(Stored records)
## BEGIN

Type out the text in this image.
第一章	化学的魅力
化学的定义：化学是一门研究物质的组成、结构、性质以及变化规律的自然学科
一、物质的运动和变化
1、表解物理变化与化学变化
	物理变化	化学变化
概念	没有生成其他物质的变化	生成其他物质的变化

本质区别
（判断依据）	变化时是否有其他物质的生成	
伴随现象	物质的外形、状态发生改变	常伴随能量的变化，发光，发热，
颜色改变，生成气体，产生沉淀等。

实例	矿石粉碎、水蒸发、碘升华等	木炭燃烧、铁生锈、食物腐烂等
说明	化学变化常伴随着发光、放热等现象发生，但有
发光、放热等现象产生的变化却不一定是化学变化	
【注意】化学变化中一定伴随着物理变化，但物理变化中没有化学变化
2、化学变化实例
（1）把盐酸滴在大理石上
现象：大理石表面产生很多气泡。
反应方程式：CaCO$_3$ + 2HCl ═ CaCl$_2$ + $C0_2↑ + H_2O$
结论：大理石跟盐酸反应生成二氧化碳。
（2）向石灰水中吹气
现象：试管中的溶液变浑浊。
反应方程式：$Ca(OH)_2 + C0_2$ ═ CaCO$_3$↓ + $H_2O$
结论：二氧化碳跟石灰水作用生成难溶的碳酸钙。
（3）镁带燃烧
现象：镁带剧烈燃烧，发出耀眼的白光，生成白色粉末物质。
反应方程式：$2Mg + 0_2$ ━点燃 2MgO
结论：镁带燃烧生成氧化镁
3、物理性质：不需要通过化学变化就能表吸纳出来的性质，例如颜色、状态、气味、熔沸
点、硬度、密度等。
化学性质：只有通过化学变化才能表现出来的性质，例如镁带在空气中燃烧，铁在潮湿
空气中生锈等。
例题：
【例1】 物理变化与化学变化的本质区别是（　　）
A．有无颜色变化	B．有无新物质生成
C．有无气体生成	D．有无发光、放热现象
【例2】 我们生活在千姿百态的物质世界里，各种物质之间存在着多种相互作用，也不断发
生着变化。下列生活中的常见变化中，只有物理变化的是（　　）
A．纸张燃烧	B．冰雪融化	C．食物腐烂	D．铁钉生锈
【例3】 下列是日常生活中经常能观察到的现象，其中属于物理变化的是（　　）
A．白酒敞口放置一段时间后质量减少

## END

Of the lines above, how many include the word "CaCO"? Reply with the number only.

2